Ziele
[a] Auf welche drei Zielgruppen richtet sich die Onleihe laut dem Textauszug?
[b] Wiederhole aus dem Textauszug über die Onleihe wörtlich den Abschnitt von "Leseprofis wissen es" bis einschließlich "allein 2000 E-Books.".

Textauszug
Leseprofis wissen es – in der Stadtbibliothek findet sich vom seltenen Folianthen bis zum aktuellen Bestseller meist jedes Buch – wenn nicht direkt, dann über die Fernleihe. Noch einfacher wird das durch "Onleihe": Am Montag startet das Internet-Pilotprojekt mit 6000 Medien, davon allein 2000 E-Books.

Von Dietmar Reiche | 16.06.2007
    "Es ist nicht sinnvoll, dass wir den Markt den großen Mediengiganten wie Google oder Amazon überlassen, sondern die Bibliotheken haben die Verpflichtung, diese Dienstleistungen kostenlos an die Bürger weiterzugeben."

    Sagt Dr. Horst Neißer, Direktor der Kölner Stadtbibliothek. Damit die Bibliotheken ihren Status als Informationsvermittler nicht verlieren, gehen sie ins Netz, haben die virtuelle Bibliothek "Onleihe" ins Leben gerufen. Drei Zielgruppen haben die Informationsprofis im Visier: Berufstätige, Jugendliche und Senioren. Letztere werden sich über das Musikangebot der Kölner Internet-Bibliothek freuen. Auf den Servern liegen vor allem Klassik, traditioneller Jazz und ein wenig Blues – nicht gerade ein zweitgemäßes Angebot für Jugendliche.

    "Und das liegt einfach daran, dass wir bisher andere Lizenzen noch nicht bekommen haben. Wir hätten die gerne. Es ist aber nicht ausgeschlossen, dass dies mal passiert"

    Sagt Projektmanager Frank Daniel von der Kölner Stadtbibliothek und beschreibt damit das Dilemma. Zwar sind gut 100 Verlage mit ihren Medien im virtuellen Katalog vertreten. Doch die großen Label der Musik-Branche scheuen den Wettbewerb und warten erst einmal ab. Anders verhält sich der Naxos-Verlag. Gefürchtet für seine offensive Niedrigpreisstrategie, traut sich das Unternehmen in das Lizenz-Geschäft mit den Bibliotheken.

(Datensätze aus einer Datenquelle)
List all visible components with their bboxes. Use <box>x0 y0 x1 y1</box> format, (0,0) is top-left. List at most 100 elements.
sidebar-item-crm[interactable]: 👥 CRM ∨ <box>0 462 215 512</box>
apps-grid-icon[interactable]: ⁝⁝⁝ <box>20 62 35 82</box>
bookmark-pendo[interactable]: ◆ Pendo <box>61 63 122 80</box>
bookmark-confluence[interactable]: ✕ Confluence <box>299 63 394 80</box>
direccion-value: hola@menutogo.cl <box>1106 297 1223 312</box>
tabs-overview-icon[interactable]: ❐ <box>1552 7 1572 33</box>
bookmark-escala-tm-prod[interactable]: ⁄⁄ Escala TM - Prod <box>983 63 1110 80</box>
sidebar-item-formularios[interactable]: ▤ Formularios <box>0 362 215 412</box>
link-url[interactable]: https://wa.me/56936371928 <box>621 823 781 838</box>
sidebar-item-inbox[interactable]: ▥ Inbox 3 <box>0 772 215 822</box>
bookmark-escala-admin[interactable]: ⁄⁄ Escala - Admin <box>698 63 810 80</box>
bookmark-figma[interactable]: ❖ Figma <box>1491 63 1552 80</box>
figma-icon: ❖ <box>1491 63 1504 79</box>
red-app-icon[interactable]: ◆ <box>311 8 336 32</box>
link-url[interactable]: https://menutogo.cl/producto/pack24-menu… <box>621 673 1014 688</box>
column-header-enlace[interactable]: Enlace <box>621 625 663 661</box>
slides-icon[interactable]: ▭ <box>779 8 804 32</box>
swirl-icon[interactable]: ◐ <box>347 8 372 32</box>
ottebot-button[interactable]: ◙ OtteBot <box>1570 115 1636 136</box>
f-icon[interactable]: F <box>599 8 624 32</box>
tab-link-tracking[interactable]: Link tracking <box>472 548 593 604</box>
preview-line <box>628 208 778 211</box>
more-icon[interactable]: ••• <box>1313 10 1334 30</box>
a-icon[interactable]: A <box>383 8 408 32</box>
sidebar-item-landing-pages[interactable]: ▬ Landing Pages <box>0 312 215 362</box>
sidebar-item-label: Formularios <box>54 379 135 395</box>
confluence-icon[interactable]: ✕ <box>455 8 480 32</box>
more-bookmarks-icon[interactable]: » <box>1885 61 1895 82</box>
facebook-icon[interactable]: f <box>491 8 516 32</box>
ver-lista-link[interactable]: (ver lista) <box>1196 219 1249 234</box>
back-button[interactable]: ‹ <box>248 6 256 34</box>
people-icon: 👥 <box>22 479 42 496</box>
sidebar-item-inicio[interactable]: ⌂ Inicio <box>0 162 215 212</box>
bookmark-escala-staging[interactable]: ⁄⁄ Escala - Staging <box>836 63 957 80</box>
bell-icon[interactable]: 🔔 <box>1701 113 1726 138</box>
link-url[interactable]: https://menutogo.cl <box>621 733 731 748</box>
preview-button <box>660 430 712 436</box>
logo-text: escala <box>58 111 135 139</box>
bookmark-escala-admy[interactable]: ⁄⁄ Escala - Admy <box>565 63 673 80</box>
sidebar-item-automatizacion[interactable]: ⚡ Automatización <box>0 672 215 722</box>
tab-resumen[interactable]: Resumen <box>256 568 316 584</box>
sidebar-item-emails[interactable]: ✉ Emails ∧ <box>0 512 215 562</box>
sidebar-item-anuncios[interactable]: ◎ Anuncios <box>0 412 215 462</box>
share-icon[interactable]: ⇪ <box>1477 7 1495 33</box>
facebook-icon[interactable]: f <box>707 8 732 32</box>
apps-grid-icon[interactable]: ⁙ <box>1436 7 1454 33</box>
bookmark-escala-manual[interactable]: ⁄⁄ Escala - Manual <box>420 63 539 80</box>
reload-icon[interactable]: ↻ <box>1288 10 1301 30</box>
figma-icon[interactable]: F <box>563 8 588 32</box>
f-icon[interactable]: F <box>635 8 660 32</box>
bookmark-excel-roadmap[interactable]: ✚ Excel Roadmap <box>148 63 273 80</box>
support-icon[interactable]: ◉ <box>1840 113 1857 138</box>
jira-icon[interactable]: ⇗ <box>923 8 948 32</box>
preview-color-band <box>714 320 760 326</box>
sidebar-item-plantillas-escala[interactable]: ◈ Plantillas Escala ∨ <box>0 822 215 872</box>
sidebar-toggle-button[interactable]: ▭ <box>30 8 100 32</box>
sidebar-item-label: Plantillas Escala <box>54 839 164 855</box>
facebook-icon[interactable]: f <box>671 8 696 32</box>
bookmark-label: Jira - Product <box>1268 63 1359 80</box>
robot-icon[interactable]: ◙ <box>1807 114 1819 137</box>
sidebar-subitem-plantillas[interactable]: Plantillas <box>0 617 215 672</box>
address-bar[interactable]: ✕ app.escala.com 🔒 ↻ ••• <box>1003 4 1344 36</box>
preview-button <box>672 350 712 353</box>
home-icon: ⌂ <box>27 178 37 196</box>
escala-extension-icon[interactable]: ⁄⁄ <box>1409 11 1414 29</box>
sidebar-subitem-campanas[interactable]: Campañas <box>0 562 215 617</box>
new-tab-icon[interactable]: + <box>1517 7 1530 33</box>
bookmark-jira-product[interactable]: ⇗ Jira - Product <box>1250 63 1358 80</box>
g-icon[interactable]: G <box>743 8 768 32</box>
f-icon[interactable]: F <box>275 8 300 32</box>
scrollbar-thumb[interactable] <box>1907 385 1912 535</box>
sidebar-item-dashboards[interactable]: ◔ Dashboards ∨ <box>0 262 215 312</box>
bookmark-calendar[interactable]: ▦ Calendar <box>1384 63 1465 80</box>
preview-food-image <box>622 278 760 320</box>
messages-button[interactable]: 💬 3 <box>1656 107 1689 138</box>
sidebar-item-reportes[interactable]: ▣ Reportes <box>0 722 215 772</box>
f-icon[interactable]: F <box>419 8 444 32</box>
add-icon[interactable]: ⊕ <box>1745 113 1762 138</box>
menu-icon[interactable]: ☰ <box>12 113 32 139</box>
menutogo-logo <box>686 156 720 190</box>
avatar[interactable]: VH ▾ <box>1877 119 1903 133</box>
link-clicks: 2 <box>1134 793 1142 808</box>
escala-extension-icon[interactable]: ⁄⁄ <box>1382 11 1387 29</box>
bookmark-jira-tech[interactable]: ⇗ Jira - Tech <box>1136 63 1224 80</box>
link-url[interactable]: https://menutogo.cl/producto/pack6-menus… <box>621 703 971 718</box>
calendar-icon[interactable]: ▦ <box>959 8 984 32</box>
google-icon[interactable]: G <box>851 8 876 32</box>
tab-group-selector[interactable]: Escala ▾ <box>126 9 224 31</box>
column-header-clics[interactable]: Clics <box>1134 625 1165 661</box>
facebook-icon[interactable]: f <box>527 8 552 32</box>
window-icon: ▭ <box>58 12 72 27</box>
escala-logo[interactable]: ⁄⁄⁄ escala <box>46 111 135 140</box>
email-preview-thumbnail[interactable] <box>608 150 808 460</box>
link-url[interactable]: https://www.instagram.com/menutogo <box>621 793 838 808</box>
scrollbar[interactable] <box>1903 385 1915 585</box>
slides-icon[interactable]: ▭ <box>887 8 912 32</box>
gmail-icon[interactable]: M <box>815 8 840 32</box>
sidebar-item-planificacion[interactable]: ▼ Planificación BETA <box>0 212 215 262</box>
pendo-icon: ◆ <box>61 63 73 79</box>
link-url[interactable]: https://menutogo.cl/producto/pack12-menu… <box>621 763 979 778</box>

Gegebene Antworten
[a] Auf Berufstätige, Jugendliche und Senioren.

[b]
Leseprofis wissen es – in der Stadtbibliothek findet sich vom seltenen Folianthen bis zum aktuellen Bestseller meist jedes Buch – wenn nicht direkt, dann über die Fernleihe. Noch einfacher wird das durch "Onleihe": Am Montag startet das Internet-Pilotprojekt mit 6000 Medien, davon allein 2000 E-Books.